Scan the listing below. Report each line that includes "this".

Collected data:
※ ※ ※

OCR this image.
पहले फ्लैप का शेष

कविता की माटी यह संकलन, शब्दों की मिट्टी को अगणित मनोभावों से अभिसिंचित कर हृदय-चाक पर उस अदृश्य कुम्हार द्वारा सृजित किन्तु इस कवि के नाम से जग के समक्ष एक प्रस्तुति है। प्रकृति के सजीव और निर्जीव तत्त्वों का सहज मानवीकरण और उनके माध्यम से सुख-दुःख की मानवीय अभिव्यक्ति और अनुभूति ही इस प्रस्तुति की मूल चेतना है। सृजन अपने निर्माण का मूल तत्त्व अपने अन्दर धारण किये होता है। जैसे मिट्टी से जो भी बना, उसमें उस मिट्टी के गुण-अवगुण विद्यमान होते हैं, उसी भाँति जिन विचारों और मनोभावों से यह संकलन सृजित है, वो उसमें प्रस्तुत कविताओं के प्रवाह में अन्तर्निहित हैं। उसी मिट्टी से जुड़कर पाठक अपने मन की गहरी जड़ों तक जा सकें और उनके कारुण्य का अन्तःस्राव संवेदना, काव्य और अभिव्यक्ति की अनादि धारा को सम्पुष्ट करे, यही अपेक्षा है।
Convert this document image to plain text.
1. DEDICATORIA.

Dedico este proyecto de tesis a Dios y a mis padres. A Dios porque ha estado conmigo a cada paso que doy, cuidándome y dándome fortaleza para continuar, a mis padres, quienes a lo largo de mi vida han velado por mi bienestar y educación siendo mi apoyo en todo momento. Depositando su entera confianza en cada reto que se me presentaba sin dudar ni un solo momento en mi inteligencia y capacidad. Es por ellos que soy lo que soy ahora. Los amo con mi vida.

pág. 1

※ ※ ※

> **COMPLETE OUTPUT**:
OCR this image.
Convert this document image to plain text.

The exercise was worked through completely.